● **What the exercise asks**: Restate the entries word for word, omitting nothing.

● **Record excerpts**:
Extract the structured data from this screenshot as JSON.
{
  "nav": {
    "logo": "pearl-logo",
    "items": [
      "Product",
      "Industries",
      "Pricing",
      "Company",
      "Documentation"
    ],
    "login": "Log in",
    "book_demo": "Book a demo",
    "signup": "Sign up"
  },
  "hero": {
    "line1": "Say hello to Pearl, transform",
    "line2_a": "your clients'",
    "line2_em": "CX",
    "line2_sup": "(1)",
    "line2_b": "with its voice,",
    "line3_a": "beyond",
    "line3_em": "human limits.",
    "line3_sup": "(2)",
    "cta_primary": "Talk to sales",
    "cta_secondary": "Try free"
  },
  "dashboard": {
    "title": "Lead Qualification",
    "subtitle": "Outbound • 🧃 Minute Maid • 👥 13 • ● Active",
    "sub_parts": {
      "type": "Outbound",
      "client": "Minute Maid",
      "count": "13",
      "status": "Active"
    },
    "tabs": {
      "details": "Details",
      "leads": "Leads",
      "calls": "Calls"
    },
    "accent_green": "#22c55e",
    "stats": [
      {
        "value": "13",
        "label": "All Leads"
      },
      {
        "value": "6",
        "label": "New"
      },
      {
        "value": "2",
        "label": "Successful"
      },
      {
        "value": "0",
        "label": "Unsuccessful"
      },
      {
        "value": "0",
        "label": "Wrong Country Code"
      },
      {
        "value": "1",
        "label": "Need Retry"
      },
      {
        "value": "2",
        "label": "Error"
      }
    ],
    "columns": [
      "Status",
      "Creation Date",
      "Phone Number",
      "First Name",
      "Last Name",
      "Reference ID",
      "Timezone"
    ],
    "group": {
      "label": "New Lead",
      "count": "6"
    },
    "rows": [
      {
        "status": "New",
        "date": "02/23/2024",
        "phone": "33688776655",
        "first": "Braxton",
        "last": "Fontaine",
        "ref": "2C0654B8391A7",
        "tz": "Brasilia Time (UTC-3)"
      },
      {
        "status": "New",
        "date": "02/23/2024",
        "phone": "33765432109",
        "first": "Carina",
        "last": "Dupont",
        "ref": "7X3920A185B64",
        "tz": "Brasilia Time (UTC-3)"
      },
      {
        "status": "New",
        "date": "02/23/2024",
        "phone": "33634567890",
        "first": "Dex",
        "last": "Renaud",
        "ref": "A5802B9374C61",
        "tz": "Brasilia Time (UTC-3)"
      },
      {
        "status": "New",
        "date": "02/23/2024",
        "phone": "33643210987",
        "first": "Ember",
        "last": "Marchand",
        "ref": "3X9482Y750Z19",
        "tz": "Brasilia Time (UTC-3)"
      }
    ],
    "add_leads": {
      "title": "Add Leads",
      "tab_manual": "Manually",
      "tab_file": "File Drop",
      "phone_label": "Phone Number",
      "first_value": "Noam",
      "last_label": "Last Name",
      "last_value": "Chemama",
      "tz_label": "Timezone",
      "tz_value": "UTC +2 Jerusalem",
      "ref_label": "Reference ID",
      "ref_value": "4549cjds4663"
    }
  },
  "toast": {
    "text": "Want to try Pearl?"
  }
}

● **The response**:
Extract the structured data from this screenshot as JSON.
{
  "nav": {
    "logo": "pearl-logo",
    "items": [
      "Product",
      "Industries",
      "Pricing",
      "Company",
      "Documentation"
    ],
    "login": "Log in",
    "book_demo": "Book a demo",
    "signup": "Sign up"
  },
  "hero": {
    "line1": "Say hello to Pearl, transform",
    "line2_a": "your clients'",
    "line2_em": "CX",
    "line2_sup": "(1)",
    "line2_b": "with its voice,",
    "line3_a": "beyond",
    "line3_em": "human limits.",
    "line3_sup": "(2)",
    "cta_primary": "Talk to sales",
    "cta_secondary": "Try free"
  },
  "dashboard": {
    "title": "Lead Qualification",
    "subtitle": "Outbound • 🧃 Minute Maid • 👥 13 • ● Active",
    "sub_parts": {
      "type": "Outbound",
      "client": "Minute Maid",
      "count": "13",
      "status": "Active"
    },
    "tabs": {
      "details": "Details",
      "leads": "Leads",
      "calls": "Calls"
    },
    "accent_green": "#22c55e",
    "stats": [
      {
        "value": "13",
        "label": "All Leads"
      },
      {
        "value": "6",
        "label": "New"
      },
      {
        "value": "2",
        "label": "Successful"
      },
      {
        "value": "0",
        "label": "Unsuccessful"
      },
      {
        "value": "0",
        "label": "Wrong Country Code"
      },
      {
        "value": "1",
        "label": "Need Retry"
      },
      {
        "value": "2",
        "label": "Error"
      }
    ],
    "columns": [
      "Status",
      "Creation Date",
      "Phone Number",
      "First Name",
      "Last Name",
      "Reference ID",
      "Timezone"
    ],
    "group": {
      "label": "New Lead",
      "count": "6"
    },
    "rows": [
      {
        "status": "New",
        "date": "02/23/2024",
        "phone": "33688776655",
        "first": "Braxton",
        "last": "Fontaine",
        "ref": "2C0654B8391A7",
        "tz": "Brasilia Time (UTC-3)"
      },
      {
        "status": "New",
        "date": "02/23/2024",
        "phone": "33765432109",
        "first": "Carina",
        "last": "Dupont",
        "ref": "7X3920A185B64",
        "tz": "Brasilia Time (UTC-3)"
      },
      {
        "status": "New",
        "date": "02/23/2024",
        "phone": "33634567890",
        "first": "Dex",
        "last": "Renaud",
        "ref": "A5802B9374C61",
        "tz": "Brasilia Time (UTC-3)"
      },
      {
        "status": "New",
        "date": "02/23/2024",
        "phone": "33643210987",
        "first": "Ember",
        "last": "Marchand",
        "ref": "3X9482Y750Z19",
        "tz": "Brasilia Time (UTC-3)"
      }
    ],
    "add_leads": {
      "title": "Add Leads",
      "tab_manual": "Manually",
      "tab_file": "File Drop",
      "phone_label": "Phone Number",
      "first_value": "Noam",
      "last_label": "Last Name",
      "last_value": "Chemama",
      "tz_label": "Timezone",
      "tz_value": "UTC +2 Jerusalem",
      "ref_label": "Reference ID",
      "ref_value": "4549cjds4663"
    }
  },
  "toast": {
    "text": "Want to try Pearl?"
  }
}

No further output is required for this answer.